◆ YOUR INSTRUCTIONS ◆
Repeat each entry exactly and drop the pictures.

:::::

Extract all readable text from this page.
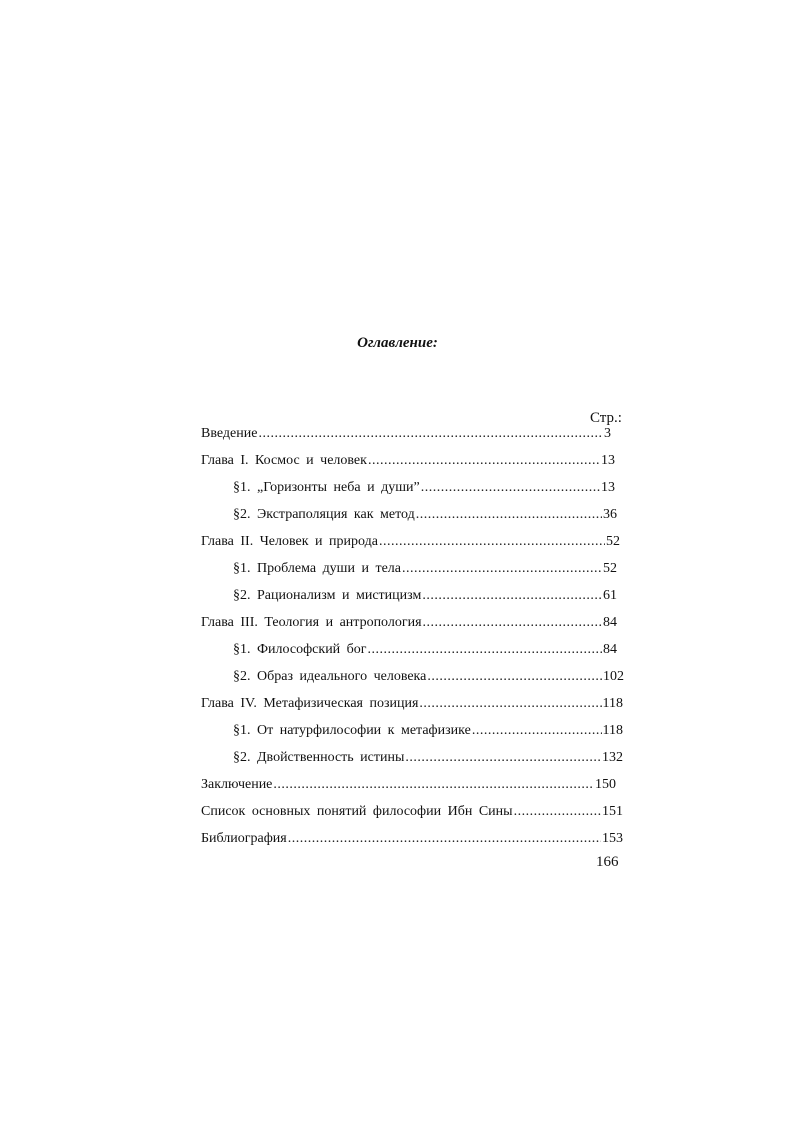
Оглавление:
Стр.:
Введение .....	3
Глава I. Космос и человек .....	13
§1. „Горизонты неба и души” .....	13
§2. Экстраполяция как метод .....	36
Глава II. Человек и природа .....	52
§1. Проблема души и тела .....	52
§2. Рационализм и мистицизм .....	61
Глава III. Теология и антропология .....	84
§1. Философский бог .....	84
§2. Образ идеального человека .....	102
Глава IV. Метафизическая позиция .....	118
§1. От натурфилософии к метафизике .....	118
§2. Двойственность истины .....	132
Заключение .....	150
Список основных понятий философии Ибн Сины .....	151
Библиография .....	153
166
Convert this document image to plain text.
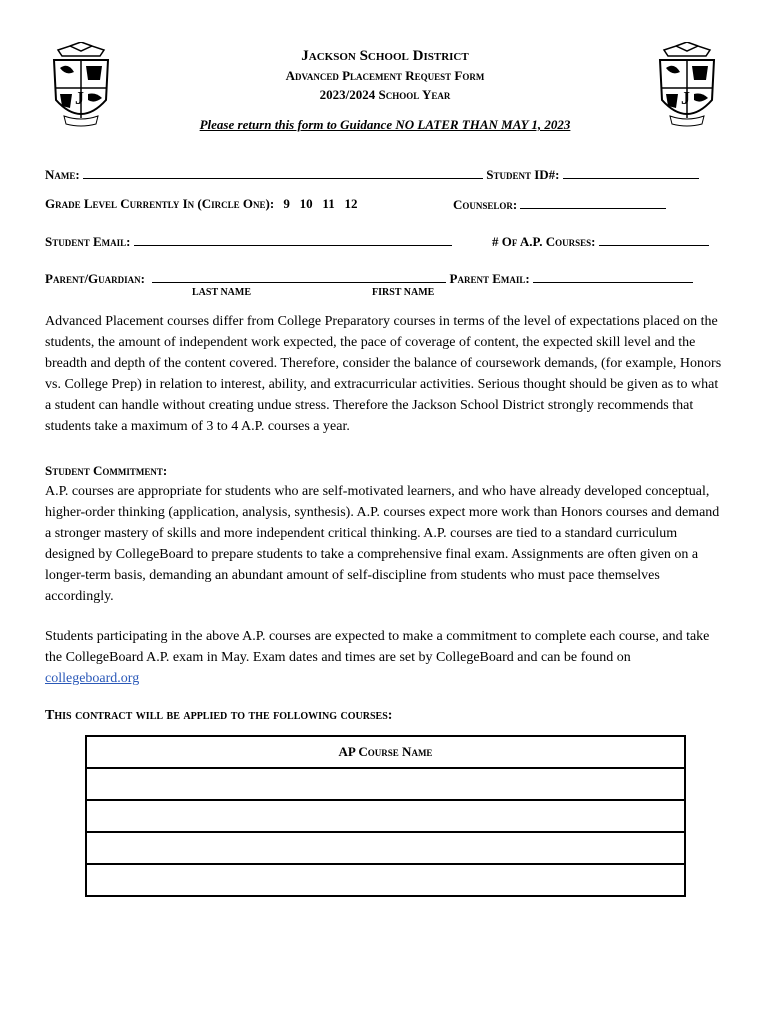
J	J
Jackson School District
Advanced Placement Request Form
2023/2024 School Year
Please return this form to Guidance NO LATER THAN MAY 1, 2023
Name:	Student ID#:
Grade Level Currently In (Circle One): 9   10   11   12	Counselor:
Student Email:	# Of A.P. Courses:
Parent/Guardian:	Parent Email:
LAST NAME	FIRST NAME

Advanced Placement courses differ from College Preparatory courses in terms of the level of expectations placed on the students, the amount of independent work expected, the pace of coverage of content, the expected skill level and the breadth and depth of the content covered. Therefore, consider the balance of coursework demands, (for example, Honors vs. College Prep) in relation to interest, ability, and extracurricular activities. Serious thought should be given as to what a student can handle without creating undue stress. Therefore the Jackson School District strongly recommends that students take a maximum of 3 to 4 A.P. courses a year.

Student Commitment:

A.P. courses are appropriate for students who are self-motivated learners, and who have already developed conceptual, higher-order thinking (application, analysis, synthesis). A.P. courses expect more work than Honors courses and demand a stronger mastery of skills and more independent critical thinking. A.P. courses are tied to a standard curriculum designed by CollegeBoard to prepare students to take a comprehensive final exam. Assignments are often given on a longer-term basis, demanding an abundant amount of self-discipline from students who must pace themselves accordingly.

Students participating in the above A.P. courses are expected to make a commitment to complete each course, and take the CollegeBoard A.P. exam in May. Exam dates and times are set by CollegeBoard and can be found on collegeboard.org

This contract will be applied to the following courses:
AP Course Name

:::::

◆ EXERCISE RESULT ◆
Extract all readable text from this page.
Оглавление:
Стр.:
Введение .....	3
Глава I. Космос и человек .....	13
§1. „Горизонты неба и души” .....	13
§2. Экстраполяция как метод .....	36
Глава II. Человек и природа .....	52
§1. Проблема души и тела .....	52
§2. Рационализм и мистицизм .....	61
Глава III. Теология и антропология .....	84
§1. Философский бог .....	84
§2. Образ идеального человека .....	102
Глава IV. Метафизическая позиция .....	118
§1. От натурфилософии к метафизике .....	118
§2. Двойственность истины .....	132
Заключение .....	150
Список основных понятий философии Ибн Сины .....	151
Библиография .....	153
166
Convert this document image to plain text.
J	J
Jackson School District
Advanced Placement Request Form
2023/2024 School Year
Please return this form to Guidance NO LATER THAN MAY 1, 2023
Name:	Student ID#:
Grade Level Currently In (Circle One): 9   10   11   12	Counselor:
Student Email:	# Of A.P. Courses:
Parent/Guardian:	Parent Email:
LAST NAME	FIRST NAME

Advanced Placement courses differ from College Preparatory courses in terms of the level of expectations placed on the students, the amount of independent work expected, the pace of coverage of content, the expected skill level and the breadth and depth of the content covered. Therefore, consider the balance of coursework demands, (for example, Honors vs. College Prep) in relation to interest, ability, and extracurricular activities. Serious thought should be given as to what a student can handle without creating undue stress. Therefore the Jackson School District strongly recommends that students take a maximum of 3 to 4 A.P. courses a year.

Student Commitment:

A.P. courses are appropriate for students who are self-motivated learners, and who have already developed conceptual, higher-order thinking (application, analysis, synthesis). A.P. courses expect more work than Honors courses and demand a stronger mastery of skills and more independent critical thinking. A.P. courses are tied to a standard curriculum designed by CollegeBoard to prepare students to take a comprehensive final exam. Assignments are often given on a longer-term basis, demanding an abundant amount of self-discipline from students who must pace themselves accordingly.

Students participating in the above A.P. courses are expected to make a commitment to complete each course, and take the CollegeBoard A.P. exam in May. Exam dates and times are set by CollegeBoard and can be found on collegeboard.org

This contract will be applied to the following courses:
AP Course Name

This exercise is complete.